*Given request A*
In the passage on inward and outward sense, what gives the dog an advantage over the savage in discerning a track?

According to some writers the inward sense is only the fading away or imperfect realization of the outward. But this leaves out of sight one half of the phenomenon. For the mind is not only withdrawn from the world of sense but introduced to a higher world of thought and reflection, in which, like the outward sense, she is trained and educated. By use the outward sense becomes keener and more intense, especially when confined within narrow limits. The savage with little or no thought has a quicker discernment of the track than the civilised man; in like manner the dog, having the help of scent as well as of sight, is superior to the savage. By use again the inward thought becomes more defined and distinct; what was at first an effort is made easy by the natural instrumentality of language, and the mind learns to grasp universals with no more exertion than is required for the sight of an outward object. There is a natural connexion and arrangement of them, like the association of objects in a landscape. Just as a note or two of music suffices to recall a whole piece to the musician's or composer's mind, so a great principle or leading thought suggests and arranges a world of particulars. The power of reflection is not feebler than the faculty of sense, but of a higher and more comprehensive nature. It not only receives the universals of sense, but gives them a new content by comparing and combining them with one another. It withdraws from the seen that it may dwell in the unseen. The sense only presents us with a flat and impenetrable surface: the mind takes the world to pieces and puts it together on a new pattern. The universals which are detached from sense are reconstructed in science. They and not the mere impressions of sense are the truth of the world in which we live; and (as an argument to those who will only believe 'what they can hold in their hands') we may further observe that they are the source of our power over it. To say that the outward sense is stronger than the inward is like saying that the arm of the workman is stronger than the constructing or directing mind.

*Supplied entries*
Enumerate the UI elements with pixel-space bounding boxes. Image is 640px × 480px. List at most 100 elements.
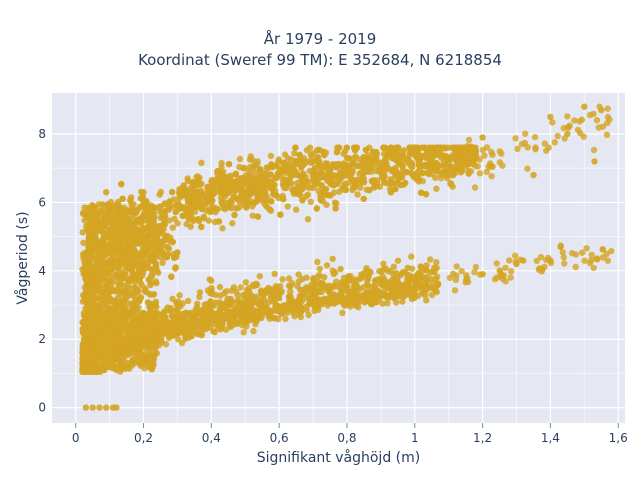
data-point	[411, 144, 418, 151]
data-point	[366, 157, 374, 165]
data-point	[270, 191, 277, 198]
data-point	[120, 230, 128, 237]
data-point	[294, 179, 301, 187]
data-point	[284, 167, 291, 174]
data-point	[159, 221, 167, 228]
data-point	[80, 319, 87, 327]
data-point	[123, 308, 130, 315]
data-point	[315, 146, 323, 153]
data-point	[406, 149, 414, 157]
data-point	[274, 170, 282, 177]
data-point	[376, 295, 383, 302]
data-point	[250, 169, 258, 176]
data-point	[132, 346, 139, 353]
data-point	[603, 131, 611, 138]
data-point	[561, 260, 568, 267]
data-point	[109, 265, 116, 273]
data-point	[468, 153, 475, 160]
data-point	[168, 273, 175, 280]
data-point	[557, 243, 564, 251]
data-point	[446, 274, 454, 282]
data-point	[313, 205, 320, 212]
data-point	[151, 210, 158, 217]
data-point	[83, 302, 91, 310]
data-point	[458, 165, 466, 173]
data-point	[196, 293, 203, 301]
data-point	[454, 158, 462, 166]
data-point	[384, 300, 391, 307]
data-point	[253, 293, 260, 300]
data-point	[242, 279, 249, 286]
data-point	[184, 206, 191, 213]
data-point	[99, 366, 107, 374]
data-points	[79, 103, 615, 411]
data-point	[522, 130, 529, 137]
data-point	[306, 184, 314, 191]
data-point	[307, 151, 314, 158]
data-point	[258, 309, 266, 316]
data-point	[422, 191, 430, 198]
data-point	[551, 139, 558, 146]
data-point	[95, 201, 103, 208]
data-point	[340, 165, 348, 172]
data-point	[251, 199, 258, 207]
data-point	[127, 260, 134, 267]
data-point	[479, 271, 486, 278]
data-point	[423, 262, 430, 269]
data-point	[198, 223, 205, 231]
data-point	[234, 311, 241, 318]
data-point	[174, 320, 181, 327]
data-point	[250, 327, 257, 335]
data-point	[599, 246, 606, 253]
data-point	[243, 287, 250, 294]
data-point	[84, 204, 92, 211]
data-point	[222, 326, 230, 333]
data-point	[312, 172, 320, 180]
data-point	[175, 336, 182, 343]
data-point	[129, 328, 136, 335]
data-point	[336, 170, 344, 177]
data-point	[397, 281, 405, 289]
data-point	[564, 113, 571, 120]
data-point	[431, 268, 438, 276]
data-point	[476, 170, 484, 177]
data-point	[353, 291, 360, 299]
data-point	[307, 198, 314, 205]
data-point	[98, 360, 106, 367]
data-point	[116, 301, 123, 309]
data-point	[159, 259, 166, 266]
data-point	[195, 311, 203, 318]
data-point	[141, 206, 149, 213]
data-point	[356, 170, 363, 177]
data-point	[82, 360, 90, 368]
data-point	[205, 197, 212, 205]
data-point	[129, 272, 137, 279]
data-point	[285, 275, 293, 282]
data-point	[106, 329, 113, 336]
data-point	[166, 217, 173, 224]
data-point	[238, 188, 246, 195]
data-point	[155, 269, 162, 276]
data-point	[458, 267, 465, 275]
data-point	[86, 222, 94, 229]
data-point	[135, 276, 142, 283]
data-point	[393, 169, 401, 176]
data-point	[85, 243, 92, 251]
data-point	[172, 326, 179, 333]
chart-title: År 1979 - 2019	[263, 30, 377, 48]
data-point	[296, 191, 303, 198]
data-point	[474, 163, 481, 170]
data-point	[532, 146, 539, 153]
data-point	[393, 299, 400, 306]
data-point	[240, 329, 247, 336]
data-point	[423, 297, 430, 304]
data-point	[483, 144, 491, 151]
data-point	[554, 132, 561, 140]
data-point	[111, 248, 118, 256]
data-point	[299, 275, 306, 283]
data-point	[506, 257, 513, 264]
data-point	[314, 258, 321, 266]
data-point	[198, 205, 205, 212]
data-point	[89, 363, 96, 370]
data-point	[106, 240, 114, 248]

*Given request B*
Turn the lines of the records above into a numbered list, starting at the line that contains "144, 418, 151]" and ending at the line that contains "260, 568, 267]", and leave out any blank lines.

*Task solution A*
The dog has the help of scent as well as of sight.

*Task solution B*
1. data-point	[411, 144, 418, 151]
2. data-point	[366, 157, 374, 165]
3. data-point	[270, 191, 277, 198]
4. data-point	[120, 230, 128, 237]
5. data-point	[294, 179, 301, 187]
6. data-point	[284, 167, 291, 174]
7. data-point	[159, 221, 167, 228]
8. data-point	[80, 319, 87, 327]
9. data-point	[123, 308, 130, 315]
10. data-point	[315, 146, 323, 153]
11. data-point	[406, 149, 414, 157]
12. data-point	[274, 170, 282, 177]
13. data-point	[376, 295, 383, 302]
14. data-point	[250, 169, 258, 176]
15. data-point	[132, 346, 139, 353]
16. data-point	[603, 131, 611, 138]
17. data-point	[561, 260, 568, 267]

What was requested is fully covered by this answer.